Collect all lines from the records below that include the word "this".

**DATA SHOWN:**
"""
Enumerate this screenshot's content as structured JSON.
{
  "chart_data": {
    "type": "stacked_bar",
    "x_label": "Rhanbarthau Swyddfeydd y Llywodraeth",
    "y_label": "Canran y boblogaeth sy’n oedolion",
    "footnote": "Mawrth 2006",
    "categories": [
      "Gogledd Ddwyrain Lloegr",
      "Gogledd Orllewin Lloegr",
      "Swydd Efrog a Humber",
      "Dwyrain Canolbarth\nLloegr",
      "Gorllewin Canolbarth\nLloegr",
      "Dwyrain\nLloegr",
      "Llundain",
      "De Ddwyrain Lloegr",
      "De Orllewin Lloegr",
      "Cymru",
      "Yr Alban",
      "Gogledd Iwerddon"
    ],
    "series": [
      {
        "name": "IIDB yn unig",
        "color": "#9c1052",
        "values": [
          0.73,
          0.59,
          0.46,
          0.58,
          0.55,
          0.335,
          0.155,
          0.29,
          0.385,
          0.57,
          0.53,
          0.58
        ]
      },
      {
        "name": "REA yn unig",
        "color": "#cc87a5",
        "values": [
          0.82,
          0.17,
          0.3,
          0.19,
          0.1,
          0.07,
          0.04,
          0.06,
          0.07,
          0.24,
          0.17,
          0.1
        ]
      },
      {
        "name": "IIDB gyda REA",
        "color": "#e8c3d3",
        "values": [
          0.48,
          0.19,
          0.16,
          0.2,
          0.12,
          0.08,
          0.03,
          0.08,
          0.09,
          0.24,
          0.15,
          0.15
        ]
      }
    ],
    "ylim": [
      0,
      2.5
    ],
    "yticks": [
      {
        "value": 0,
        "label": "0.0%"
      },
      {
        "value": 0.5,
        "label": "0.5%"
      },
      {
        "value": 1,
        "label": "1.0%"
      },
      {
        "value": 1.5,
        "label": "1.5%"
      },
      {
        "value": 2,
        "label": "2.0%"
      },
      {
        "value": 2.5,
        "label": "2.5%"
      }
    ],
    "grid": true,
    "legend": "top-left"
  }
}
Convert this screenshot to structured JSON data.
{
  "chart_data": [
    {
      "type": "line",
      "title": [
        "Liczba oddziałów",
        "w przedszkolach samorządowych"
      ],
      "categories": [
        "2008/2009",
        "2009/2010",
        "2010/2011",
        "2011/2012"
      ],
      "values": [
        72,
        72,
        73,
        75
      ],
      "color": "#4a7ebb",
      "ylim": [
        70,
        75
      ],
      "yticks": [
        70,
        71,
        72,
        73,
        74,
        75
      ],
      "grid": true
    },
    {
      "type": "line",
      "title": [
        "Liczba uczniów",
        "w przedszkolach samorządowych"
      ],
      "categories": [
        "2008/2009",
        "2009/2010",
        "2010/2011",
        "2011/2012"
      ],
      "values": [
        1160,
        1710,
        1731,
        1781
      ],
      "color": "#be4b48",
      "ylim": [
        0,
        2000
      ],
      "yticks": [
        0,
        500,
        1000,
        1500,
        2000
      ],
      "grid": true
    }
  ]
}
"""
**WRITTEN RESPONSE:**
Enumerate this screenshot's content as structured JSON.
Convert this screenshot to structured JSON data.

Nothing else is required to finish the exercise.